• [Information provided]

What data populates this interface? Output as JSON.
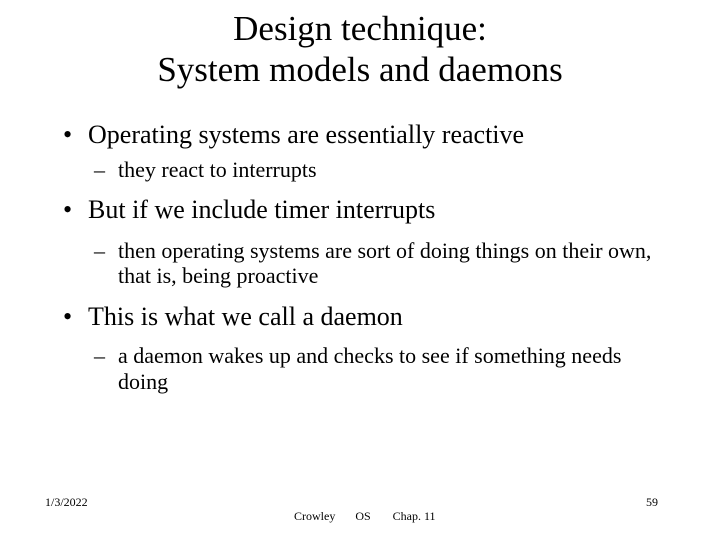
{
  "slide": {
    "background_color": "#ffffff",
    "text_color": "#000000",
    "title": {
      "line1": "Design technique:",
      "line2": "System models and daemons"
    },
    "bullets": [
      {
        "marker": "•",
        "text": "Operating systems are essentially reactive",
        "sub": [
          {
            "marker": "–",
            "text": "they react to interrupts"
          }
        ]
      },
      {
        "marker": "•",
        "text": "But if we include timer interrupts",
        "sub": [
          {
            "marker": "–",
            "text": "then operating systems are sort of doing things on their own, that is, being proactive"
          }
        ]
      },
      {
        "marker": "•",
        "text": "This is what we call a daemon",
        "sub": [
          {
            "marker": "–",
            "text": "a daemon wakes up and checks to see if something needs doing"
          }
        ]
      }
    ],
    "footer": {
      "date": "1/3/2022",
      "author": "Crowley",
      "course": "OS",
      "chapter": "Chap. 11",
      "page_number": "59"
    }
  }
}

• [The request]
Output every entry exactly as given; pictures are not part of the copy.

• [Reply to the task]
What data populates this interface? Output as JSON.
{
  "slide": {
    "background_color": "#ffffff",
    "text_color": "#000000",
    "title": {
      "line1": "Design technique:",
      "line2": "System models and daemons"
    },
    "bullets": [
      {
        "marker": "•",
        "text": "Operating systems are essentially reactive",
        "sub": [
          {
            "marker": "–",
            "text": "they react to interrupts"
          }
        ]
      },
      {
        "marker": "•",
        "text": "But if we include timer interrupts",
        "sub": [
          {
            "marker": "–",
            "text": "then operating systems are sort of doing things on their own, that is, being proactive"
          }
        ]
      },
      {
        "marker": "•",
        "text": "This is what we call a daemon",
        "sub": [
          {
            "marker": "–",
            "text": "a daemon wakes up and checks to see if something needs doing"
          }
        ]
      }
    ],
    "footer": {
      "date": "1/3/2022",
      "author": "Crowley",
      "course": "OS",
      "chapter": "Chap. 11",
      "page_number": "59"
    }
  }
}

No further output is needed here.